■ **PROBLEM DESCRIPTION**
Can you write out all the lines word for word, with no pictures?

■ **DATA FOR PROCESSING**
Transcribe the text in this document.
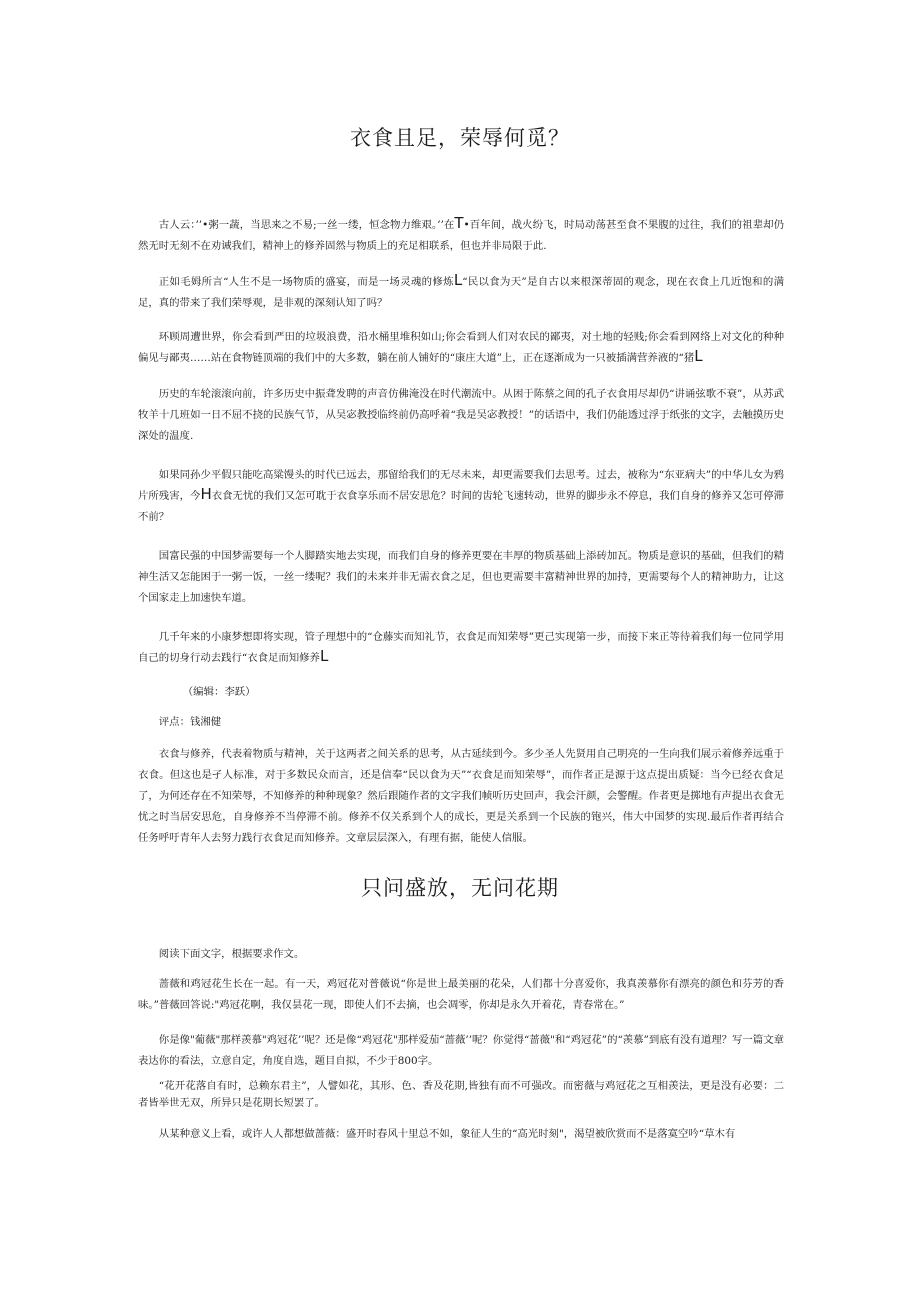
衣食且足，荣辱何觅？

古人云：’’•粥一蔬，当思来之不易;一丝一缕，恒念物力维艰。’’在T•百年间，战火纷飞，时局动荡甚至食不果腹的过往，我们的祖辈却仍然无时无刻不在劝诫我们，精神上的修养固然与物质上的充足相联系，但也并非局限于此.

正如毛姆所言“人生不是一场物质的盛宴，而是一场灵魂的修炼L“民以食为天”是自古以来根深蒂固的观念，现在衣食上几近饱和的满足，真的带来了我们荣辱观，是非观的深刻认知了吗？

环顾周遭世界，你会看到严田的垃圾浪费，沿水桶里堆积如山;你会看到人们对农民的鄙夷，对土地的轻贱;你会看到网络上对文化的种种偏见与鄙夷……站在食物链顶端的我们中的大多数，躺在前人铺好的“康庄大道”上，正在逐渐成为一只被插满营养液的“猪L

历史的车轮滚滚向前，许多历史中振聋发聘的声音仿佛淹没在时代潮流中。从困于陈蔡之间的孔子衣食用尽却仍“讲诵弦歌不衰”，从苏武牧羊十几班如一日不屈不挠的民族气节，从吴宓教授临终前仍高呼着“我是吴宓教授！”的话语中，我们仍能透过浮于纸张的文字，去触摸历史深处的温度.

如果同孙少平假只能吃高粱馒头的时代已远去，那留给我们的无尽未来，却更需要我们去思考。过去，被称为“东亚病夫”的中华儿女为鸦片所残害，今H衣食无忧的我们又怎可耽于衣食享乐而不居安思危？时间的齿轮飞速转动，世界的脚步永不停息，我们自身的修养又怎可停滞不前？

国富民强的中国梦需要每一个人脚踏实地去实现，而我们自身的修养更要在丰厚的物质基础上添砖加瓦。物质是意识的基础，但我们的精神生活又怎能困于一粥一饭，一丝一缕呢？我们的未来并非无需衣食之足，但也更需要丰富精神世界的加持，更需要每个人的精神助力，让这个国家走上加速快车道。

几千年来的小康梦想即将实现，管子理想中的“仓藤实而知礼节，衣食足而知荣辱”更己实现第一步，而接下来正等待着我们每一位同学用自己的切身行动去践行“衣食足而知修养L

（编辑：李跃）

评点：钱湘健

衣食与修养，代表着物质与精神，关于这两者之间关系的思考，从古延续到今。多少圣人先贤用自己明亮的一生向我们展示着修养远重于衣食。但这也是孑人标准，对于多数民众而言，还是信奉“民以食为天”“衣食足而知荣辱”，而作者正是源于这点提出质疑：当今已经衣食足了，为何还存在不知荣辱，不知修养的种种现象？然后跟随作者的文字我们帧听历史回声，我会汗颜，会警醒。作者更是掷地有声提出衣食无忧之时当居安思危，自身修养不当停滞不前。修养不仅关系到个人的成长，更是关系到一个民族的铇兴，伟大中国梦的实现.最后作者再结合任务呼吁青年人去努力践行衣食足而知修养。文章层层深入，有理有据，能使人信服。

只问盛放，无问花期

阅读下面文字，根据要求作文。

蔷薇和鸡冠花生长在一起。有一天，鸡冠花对普薇说“你是世上最美丽的花朵，人们都十分喜爱你，我真羡慕你有漂亮的颜色和芬芳的香味。”普薇回答说:"鸡冠花啊，我仅昙花一现，即使人们不去摘，也会凋零，你却是永久开着花，青春常在。”

你是像"葡薇"那样羡慕"鸡冠花’’呢？还是像“鸡冠花"那样爱茄“蔷薇’’呢？你觉得“蔷薇"和“鸡冠花”的“羡慕”到底有没有道理？写一篇文章表达你的看法，立意自定，角度自选，题目自拟，不少于800字。

“花开花落自有时，总赖东君主”，人譬如花，其形、色、香及花期,皆独有而不可强改。而密薇与鸡冠花之互相羡法，更是没有必要：二者皆举世无双，所异只是花期长短罢了。

从某种意义上看，或许人人都想做蔷薇：盛开时春风十里总不如，象征人生的“高光时刻"，渴望被欣赏而不是落寞空吟“草木有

■ **SOLUTION BELOW**
Transcribe the text in this document.
衣食且足，荣辱何觅？

古人云：’’•粥一蔬，当思来之不易;一丝一缕，恒念物力维艰。’’在T•百年间，战火纷飞，时局动荡甚至食不果腹的过往，我们的祖辈却仍然无时无刻不在劝诫我们，精神上的修养固然与物质上的充足相联系，但也并非局限于此.

正如毛姆所言“人生不是一场物质的盛宴，而是一场灵魂的修炼L“民以食为天”是自古以来根深蒂固的观念，现在衣食上几近饱和的满足，真的带来了我们荣辱观，是非观的深刻认知了吗？

环顾周遭世界，你会看到严田的垃圾浪费，沿水桶里堆积如山;你会看到人们对农民的鄙夷，对土地的轻贱;你会看到网络上对文化的种种偏见与鄙夷……站在食物链顶端的我们中的大多数，躺在前人铺好的“康庄大道”上，正在逐渐成为一只被插满营养液的“猪L

历史的车轮滚滚向前，许多历史中振聋发聘的声音仿佛淹没在时代潮流中。从困于陈蔡之间的孔子衣食用尽却仍“讲诵弦歌不衰”，从苏武牧羊十几班如一日不屈不挠的民族气节，从吴宓教授临终前仍高呼着“我是吴宓教授！”的话语中，我们仍能透过浮于纸张的文字，去触摸历史深处的温度.

如果同孙少平假只能吃高粱馒头的时代已远去，那留给我们的无尽未来，却更需要我们去思考。过去，被称为“东亚病夫”的中华儿女为鸦片所残害，今H衣食无忧的我们又怎可耽于衣食享乐而不居安思危？时间的齿轮飞速转动，世界的脚步永不停息，我们自身的修养又怎可停滞不前？

国富民强的中国梦需要每一个人脚踏实地去实现，而我们自身的修养更要在丰厚的物质基础上添砖加瓦。物质是意识的基础，但我们的精神生活又怎能困于一粥一饭，一丝一缕呢？我们的未来并非无需衣食之足，但也更需要丰富精神世界的加持，更需要每个人的精神助力，让这个国家走上加速快车道。

几千年来的小康梦想即将实现，管子理想中的“仓藤实而知礼节，衣食足而知荣辱”更己实现第一步，而接下来正等待着我们每一位同学用自己的切身行动去践行“衣食足而知修养L

（编辑：李跃）

评点：钱湘健

衣食与修养，代表着物质与精神，关于这两者之间关系的思考，从古延续到今。多少圣人先贤用自己明亮的一生向我们展示着修养远重于衣食。但这也是孑人标准，对于多数民众而言，还是信奉“民以食为天”“衣食足而知荣辱”，而作者正是源于这点提出质疑：当今已经衣食足了，为何还存在不知荣辱，不知修养的种种现象？然后跟随作者的文字我们帧听历史回声，我会汗颜，会警醒。作者更是掷地有声提出衣食无忧之时当居安思危，自身修养不当停滞不前。修养不仅关系到个人的成长，更是关系到一个民族的铇兴，伟大中国梦的实现.最后作者再结合任务呼吁青年人去努力践行衣食足而知修养。文章层层深入，有理有据，能使人信服。

只问盛放，无问花期

阅读下面文字，根据要求作文。

蔷薇和鸡冠花生长在一起。有一天，鸡冠花对普薇说“你是世上最美丽的花朵，人们都十分喜爱你，我真羡慕你有漂亮的颜色和芬芳的香味。”普薇回答说:"鸡冠花啊，我仅昙花一现，即使人们不去摘，也会凋零，你却是永久开着花，青春常在。”

你是像"葡薇"那样羡慕"鸡冠花’’呢？还是像“鸡冠花"那样爱茄“蔷薇’’呢？你觉得“蔷薇"和“鸡冠花”的“羡慕”到底有没有道理？写一篇文章表达你的看法，立意自定，角度自选，题目自拟，不少于800字。

“花开花落自有时，总赖东君主”，人譬如花，其形、色、香及花期,皆独有而不可强改。而密薇与鸡冠花之互相羡法，更是没有必要：二者皆举世无双，所异只是花期长短罢了。

从某种意义上看，或许人人都想做蔷薇：盛开时春风十里总不如，象征人生的“高光时刻"，渴望被欣赏而不是落寞空吟“草木有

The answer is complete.